-- BEGIN --
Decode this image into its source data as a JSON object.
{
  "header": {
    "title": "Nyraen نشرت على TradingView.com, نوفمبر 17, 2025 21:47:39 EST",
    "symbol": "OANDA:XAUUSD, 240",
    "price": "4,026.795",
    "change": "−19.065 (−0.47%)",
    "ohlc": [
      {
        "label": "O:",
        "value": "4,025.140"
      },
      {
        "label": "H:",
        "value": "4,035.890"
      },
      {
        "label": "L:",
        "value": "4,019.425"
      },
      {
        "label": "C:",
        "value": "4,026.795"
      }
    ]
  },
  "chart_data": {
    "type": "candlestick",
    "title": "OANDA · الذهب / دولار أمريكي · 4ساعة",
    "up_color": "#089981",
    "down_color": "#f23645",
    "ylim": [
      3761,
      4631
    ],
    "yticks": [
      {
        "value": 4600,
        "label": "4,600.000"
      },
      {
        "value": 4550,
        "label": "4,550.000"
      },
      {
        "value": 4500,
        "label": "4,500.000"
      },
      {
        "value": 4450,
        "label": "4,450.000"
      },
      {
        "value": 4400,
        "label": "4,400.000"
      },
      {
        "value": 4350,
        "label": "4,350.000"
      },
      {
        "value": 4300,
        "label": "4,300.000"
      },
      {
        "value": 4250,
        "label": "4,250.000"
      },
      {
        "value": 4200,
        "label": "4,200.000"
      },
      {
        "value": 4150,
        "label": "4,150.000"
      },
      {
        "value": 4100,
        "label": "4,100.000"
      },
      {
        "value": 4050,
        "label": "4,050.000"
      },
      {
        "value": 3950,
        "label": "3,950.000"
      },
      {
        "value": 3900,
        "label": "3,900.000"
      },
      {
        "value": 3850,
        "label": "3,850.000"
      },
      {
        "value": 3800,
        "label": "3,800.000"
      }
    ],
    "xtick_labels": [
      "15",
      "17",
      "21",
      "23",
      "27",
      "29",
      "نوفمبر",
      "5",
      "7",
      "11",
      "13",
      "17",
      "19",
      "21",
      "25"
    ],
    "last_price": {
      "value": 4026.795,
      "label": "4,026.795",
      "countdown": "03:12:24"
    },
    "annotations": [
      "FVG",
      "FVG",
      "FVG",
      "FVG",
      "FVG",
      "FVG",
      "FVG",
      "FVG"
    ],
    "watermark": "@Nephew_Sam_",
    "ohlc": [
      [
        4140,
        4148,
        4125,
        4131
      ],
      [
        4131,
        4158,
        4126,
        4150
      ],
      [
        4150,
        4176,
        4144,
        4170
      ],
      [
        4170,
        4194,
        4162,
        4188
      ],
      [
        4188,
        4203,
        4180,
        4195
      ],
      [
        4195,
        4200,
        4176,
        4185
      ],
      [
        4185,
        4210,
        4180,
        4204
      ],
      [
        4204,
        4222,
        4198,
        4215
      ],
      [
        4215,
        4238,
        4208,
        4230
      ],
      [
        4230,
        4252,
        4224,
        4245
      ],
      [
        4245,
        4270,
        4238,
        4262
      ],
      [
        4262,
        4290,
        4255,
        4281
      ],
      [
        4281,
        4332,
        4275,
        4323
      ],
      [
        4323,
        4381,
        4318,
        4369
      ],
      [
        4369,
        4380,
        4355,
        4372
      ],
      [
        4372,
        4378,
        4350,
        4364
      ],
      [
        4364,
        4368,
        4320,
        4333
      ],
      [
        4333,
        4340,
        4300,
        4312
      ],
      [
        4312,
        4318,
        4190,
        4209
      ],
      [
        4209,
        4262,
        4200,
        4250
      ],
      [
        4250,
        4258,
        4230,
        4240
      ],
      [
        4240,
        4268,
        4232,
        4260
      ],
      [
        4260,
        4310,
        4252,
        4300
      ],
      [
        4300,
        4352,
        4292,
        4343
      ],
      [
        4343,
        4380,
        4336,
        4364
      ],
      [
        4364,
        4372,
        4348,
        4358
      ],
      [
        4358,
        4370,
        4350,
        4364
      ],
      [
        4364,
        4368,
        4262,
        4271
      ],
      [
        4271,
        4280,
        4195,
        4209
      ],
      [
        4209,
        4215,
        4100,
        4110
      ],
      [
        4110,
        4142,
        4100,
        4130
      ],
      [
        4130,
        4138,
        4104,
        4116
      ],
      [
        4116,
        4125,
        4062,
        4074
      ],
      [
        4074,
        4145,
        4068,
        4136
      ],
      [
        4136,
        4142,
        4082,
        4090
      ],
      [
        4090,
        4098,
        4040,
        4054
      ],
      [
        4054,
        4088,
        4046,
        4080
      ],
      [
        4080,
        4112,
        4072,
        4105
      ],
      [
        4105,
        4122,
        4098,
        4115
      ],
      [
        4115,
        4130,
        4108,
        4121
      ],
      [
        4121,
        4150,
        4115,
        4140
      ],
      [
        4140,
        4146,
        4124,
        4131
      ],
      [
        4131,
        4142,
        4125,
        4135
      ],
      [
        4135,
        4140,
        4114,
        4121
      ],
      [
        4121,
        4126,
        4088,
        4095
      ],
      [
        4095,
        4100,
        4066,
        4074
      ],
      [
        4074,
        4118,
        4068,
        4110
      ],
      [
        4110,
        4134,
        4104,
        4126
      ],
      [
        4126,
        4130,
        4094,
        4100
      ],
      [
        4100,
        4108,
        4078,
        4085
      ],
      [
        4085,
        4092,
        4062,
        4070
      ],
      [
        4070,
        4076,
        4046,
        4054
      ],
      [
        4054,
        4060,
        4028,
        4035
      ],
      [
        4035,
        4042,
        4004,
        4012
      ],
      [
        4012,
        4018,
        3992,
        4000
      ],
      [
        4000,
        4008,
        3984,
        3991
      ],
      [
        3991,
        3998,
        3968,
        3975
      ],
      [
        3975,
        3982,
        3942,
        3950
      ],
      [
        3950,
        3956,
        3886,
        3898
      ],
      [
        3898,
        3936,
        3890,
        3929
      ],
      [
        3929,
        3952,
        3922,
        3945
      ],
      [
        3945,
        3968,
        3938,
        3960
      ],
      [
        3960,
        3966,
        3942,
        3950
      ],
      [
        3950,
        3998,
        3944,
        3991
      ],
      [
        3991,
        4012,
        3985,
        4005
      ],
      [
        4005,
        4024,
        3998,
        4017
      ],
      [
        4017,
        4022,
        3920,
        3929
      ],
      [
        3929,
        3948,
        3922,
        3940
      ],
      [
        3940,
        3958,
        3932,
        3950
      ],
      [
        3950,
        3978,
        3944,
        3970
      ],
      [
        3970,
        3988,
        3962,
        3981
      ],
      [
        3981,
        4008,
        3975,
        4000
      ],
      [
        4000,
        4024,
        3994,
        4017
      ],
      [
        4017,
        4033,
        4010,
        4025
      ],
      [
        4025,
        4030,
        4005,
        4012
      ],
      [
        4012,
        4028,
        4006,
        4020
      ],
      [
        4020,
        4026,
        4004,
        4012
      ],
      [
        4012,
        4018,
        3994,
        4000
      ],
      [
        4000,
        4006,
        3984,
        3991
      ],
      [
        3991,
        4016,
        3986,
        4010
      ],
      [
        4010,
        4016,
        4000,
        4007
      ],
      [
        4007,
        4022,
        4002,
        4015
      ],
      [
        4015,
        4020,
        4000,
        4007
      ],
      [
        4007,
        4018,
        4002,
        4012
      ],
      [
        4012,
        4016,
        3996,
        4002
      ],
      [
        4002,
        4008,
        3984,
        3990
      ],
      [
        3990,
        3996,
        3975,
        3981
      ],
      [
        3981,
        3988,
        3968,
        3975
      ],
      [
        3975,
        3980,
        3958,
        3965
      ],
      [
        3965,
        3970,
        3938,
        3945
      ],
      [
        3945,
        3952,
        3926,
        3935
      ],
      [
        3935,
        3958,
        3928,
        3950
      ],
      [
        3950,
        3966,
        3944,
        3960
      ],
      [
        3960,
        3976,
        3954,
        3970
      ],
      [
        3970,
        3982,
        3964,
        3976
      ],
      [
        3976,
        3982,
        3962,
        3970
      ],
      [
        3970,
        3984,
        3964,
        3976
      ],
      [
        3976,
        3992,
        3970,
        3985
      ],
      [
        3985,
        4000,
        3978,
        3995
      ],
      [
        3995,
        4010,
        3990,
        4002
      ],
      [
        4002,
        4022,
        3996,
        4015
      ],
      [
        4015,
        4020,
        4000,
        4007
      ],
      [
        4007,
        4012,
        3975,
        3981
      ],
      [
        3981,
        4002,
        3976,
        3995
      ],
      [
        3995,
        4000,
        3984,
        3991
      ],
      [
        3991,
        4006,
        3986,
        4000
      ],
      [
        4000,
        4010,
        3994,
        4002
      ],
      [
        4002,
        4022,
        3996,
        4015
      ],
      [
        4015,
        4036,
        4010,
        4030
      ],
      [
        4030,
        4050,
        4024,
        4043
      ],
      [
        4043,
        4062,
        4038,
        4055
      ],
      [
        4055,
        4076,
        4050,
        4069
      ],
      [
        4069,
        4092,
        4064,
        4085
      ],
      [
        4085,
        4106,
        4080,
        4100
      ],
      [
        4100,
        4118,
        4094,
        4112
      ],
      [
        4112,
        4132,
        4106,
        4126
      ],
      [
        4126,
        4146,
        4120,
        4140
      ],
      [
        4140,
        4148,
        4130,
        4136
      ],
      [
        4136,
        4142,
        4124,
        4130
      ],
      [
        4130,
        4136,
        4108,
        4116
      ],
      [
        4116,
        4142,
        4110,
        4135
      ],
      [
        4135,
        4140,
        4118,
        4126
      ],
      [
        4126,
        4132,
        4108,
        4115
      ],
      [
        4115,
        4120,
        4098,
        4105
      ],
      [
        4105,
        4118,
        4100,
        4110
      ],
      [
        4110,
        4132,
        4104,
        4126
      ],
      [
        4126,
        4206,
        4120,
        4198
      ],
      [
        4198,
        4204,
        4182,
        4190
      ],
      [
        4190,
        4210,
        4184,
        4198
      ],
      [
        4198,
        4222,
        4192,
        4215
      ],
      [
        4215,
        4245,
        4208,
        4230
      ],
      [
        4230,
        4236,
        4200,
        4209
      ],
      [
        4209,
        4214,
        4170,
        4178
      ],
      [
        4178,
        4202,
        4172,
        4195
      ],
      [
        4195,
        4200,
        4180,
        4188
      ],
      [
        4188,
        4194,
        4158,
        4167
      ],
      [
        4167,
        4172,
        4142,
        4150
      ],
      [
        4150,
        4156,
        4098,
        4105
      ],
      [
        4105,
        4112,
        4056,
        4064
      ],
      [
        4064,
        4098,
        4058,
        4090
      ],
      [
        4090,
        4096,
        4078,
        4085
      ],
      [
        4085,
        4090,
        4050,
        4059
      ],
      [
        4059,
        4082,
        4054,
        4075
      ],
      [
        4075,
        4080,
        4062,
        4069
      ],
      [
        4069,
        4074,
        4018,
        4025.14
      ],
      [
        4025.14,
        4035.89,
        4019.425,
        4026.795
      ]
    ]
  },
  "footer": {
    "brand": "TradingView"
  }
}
-- END --
REQUIRED WORK:
Identify and extract each line of the listing that contains "نوفمبر".

COMPLETE ANSWER:
    "title": "Nyraen نشرت على TradingView.com, نوفمبر 17, 2025 21:47:39 EST",
      "نوفمبر",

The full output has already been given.